**What is expected:** Select and reproduce each line of the listing below that bears the string "content".

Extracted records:
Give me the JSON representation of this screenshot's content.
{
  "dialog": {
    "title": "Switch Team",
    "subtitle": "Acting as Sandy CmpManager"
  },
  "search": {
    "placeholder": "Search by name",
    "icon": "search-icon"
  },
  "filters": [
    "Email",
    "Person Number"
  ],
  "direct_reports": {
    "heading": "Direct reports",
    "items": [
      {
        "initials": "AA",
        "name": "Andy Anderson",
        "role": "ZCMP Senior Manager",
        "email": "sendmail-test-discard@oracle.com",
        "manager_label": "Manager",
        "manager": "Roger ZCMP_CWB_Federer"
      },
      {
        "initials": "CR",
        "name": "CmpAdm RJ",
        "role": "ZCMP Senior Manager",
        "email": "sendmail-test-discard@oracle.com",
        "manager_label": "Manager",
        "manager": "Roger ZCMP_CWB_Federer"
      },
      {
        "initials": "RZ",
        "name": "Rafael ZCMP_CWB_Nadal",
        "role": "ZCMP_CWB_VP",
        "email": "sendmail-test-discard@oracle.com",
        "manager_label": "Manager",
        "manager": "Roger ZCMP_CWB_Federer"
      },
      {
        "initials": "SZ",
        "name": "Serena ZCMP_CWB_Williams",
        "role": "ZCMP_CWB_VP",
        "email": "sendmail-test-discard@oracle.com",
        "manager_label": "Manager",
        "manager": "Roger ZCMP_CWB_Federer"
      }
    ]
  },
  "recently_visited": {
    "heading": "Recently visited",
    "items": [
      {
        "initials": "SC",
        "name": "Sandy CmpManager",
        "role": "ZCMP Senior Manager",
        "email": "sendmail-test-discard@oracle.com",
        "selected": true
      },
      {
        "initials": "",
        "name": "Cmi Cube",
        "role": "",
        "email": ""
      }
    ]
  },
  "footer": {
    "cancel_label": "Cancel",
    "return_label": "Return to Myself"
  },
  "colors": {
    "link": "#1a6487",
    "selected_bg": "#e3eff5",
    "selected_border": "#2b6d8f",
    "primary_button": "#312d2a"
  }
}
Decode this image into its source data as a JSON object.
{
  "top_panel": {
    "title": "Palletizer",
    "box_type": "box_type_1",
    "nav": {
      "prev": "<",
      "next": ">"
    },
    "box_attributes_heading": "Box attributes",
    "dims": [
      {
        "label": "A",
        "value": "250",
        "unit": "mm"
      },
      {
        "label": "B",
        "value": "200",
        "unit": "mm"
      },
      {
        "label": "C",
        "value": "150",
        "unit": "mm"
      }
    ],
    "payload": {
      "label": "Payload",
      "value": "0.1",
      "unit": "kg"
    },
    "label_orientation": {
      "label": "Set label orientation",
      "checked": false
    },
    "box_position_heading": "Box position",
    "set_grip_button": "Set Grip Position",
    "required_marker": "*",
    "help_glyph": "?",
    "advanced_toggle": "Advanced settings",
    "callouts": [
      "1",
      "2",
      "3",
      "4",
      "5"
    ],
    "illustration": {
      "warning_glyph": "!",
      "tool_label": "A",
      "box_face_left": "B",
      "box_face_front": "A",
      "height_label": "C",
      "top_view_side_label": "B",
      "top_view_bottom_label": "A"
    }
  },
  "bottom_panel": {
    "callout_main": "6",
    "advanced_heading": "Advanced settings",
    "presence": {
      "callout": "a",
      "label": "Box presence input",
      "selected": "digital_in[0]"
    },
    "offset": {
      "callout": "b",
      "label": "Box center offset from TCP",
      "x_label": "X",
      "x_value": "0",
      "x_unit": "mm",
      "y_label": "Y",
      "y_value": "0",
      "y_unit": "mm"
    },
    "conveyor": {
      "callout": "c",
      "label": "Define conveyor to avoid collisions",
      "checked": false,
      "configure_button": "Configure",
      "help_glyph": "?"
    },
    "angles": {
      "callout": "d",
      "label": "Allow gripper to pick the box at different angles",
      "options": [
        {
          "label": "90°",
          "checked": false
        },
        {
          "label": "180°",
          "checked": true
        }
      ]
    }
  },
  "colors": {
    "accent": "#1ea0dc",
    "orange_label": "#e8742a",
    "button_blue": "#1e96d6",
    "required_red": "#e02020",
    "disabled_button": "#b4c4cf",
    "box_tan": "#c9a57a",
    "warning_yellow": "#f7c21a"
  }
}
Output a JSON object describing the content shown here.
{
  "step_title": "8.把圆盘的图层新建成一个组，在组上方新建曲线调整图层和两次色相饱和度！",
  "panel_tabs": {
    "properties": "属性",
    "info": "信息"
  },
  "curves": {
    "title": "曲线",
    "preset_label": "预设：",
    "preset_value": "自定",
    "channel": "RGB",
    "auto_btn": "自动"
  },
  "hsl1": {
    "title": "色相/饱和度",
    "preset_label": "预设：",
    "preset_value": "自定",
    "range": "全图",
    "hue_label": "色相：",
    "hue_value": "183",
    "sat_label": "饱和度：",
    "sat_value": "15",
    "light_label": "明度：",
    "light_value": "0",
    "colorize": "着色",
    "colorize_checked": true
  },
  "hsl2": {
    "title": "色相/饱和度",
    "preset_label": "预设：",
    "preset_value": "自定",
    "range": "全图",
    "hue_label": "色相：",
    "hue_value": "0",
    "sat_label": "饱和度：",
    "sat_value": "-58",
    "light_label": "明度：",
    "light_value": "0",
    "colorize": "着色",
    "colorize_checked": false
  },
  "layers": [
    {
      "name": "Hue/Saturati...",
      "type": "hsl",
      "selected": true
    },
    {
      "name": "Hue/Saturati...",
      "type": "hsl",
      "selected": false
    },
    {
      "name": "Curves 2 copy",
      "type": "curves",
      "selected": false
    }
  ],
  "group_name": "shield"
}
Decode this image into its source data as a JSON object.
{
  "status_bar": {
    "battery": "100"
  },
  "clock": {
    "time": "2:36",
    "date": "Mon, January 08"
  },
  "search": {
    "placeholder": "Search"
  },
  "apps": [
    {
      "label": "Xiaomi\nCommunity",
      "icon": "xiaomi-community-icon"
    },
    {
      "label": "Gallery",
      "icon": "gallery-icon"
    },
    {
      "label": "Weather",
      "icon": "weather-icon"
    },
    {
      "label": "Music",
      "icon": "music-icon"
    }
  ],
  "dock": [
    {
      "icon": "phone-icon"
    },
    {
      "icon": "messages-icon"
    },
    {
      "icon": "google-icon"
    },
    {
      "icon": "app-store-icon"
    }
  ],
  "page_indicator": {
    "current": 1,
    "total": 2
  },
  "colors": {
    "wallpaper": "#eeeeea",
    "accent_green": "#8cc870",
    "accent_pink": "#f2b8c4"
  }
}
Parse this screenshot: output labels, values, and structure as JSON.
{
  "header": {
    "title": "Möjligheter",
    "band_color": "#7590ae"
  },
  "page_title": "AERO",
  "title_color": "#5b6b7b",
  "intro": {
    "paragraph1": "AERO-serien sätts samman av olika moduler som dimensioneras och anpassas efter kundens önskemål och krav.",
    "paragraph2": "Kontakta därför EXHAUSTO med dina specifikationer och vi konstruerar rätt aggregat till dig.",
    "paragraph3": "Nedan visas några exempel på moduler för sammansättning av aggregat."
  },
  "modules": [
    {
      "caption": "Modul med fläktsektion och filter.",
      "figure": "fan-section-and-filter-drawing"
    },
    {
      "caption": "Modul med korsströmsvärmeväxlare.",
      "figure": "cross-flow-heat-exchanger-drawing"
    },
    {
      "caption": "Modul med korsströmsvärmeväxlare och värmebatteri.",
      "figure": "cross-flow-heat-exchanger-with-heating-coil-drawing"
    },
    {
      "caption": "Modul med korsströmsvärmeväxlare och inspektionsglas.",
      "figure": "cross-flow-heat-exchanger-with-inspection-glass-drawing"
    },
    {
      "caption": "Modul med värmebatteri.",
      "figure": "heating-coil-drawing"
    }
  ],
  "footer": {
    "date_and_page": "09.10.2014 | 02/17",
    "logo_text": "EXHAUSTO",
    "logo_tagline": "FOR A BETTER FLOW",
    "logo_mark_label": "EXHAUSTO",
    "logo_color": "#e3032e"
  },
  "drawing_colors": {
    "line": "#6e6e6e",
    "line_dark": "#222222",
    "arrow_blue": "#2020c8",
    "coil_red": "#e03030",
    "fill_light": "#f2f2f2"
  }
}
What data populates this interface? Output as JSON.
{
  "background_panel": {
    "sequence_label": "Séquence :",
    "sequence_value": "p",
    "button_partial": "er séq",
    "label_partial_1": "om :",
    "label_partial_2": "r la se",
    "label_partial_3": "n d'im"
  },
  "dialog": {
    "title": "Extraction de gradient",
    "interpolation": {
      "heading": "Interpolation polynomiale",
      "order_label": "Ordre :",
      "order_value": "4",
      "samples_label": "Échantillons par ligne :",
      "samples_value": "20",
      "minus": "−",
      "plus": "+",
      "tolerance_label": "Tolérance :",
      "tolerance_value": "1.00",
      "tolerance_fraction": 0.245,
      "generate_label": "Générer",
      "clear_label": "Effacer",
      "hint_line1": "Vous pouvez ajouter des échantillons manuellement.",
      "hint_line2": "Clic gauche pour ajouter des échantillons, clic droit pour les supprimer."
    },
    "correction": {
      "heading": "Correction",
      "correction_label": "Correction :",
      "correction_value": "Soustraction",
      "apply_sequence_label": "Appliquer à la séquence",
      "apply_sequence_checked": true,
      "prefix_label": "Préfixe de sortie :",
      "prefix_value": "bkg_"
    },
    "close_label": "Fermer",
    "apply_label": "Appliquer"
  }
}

**Task answer:**
Give me the JSON representation of this screenshot's content.
Output a JSON object describing the content shown here.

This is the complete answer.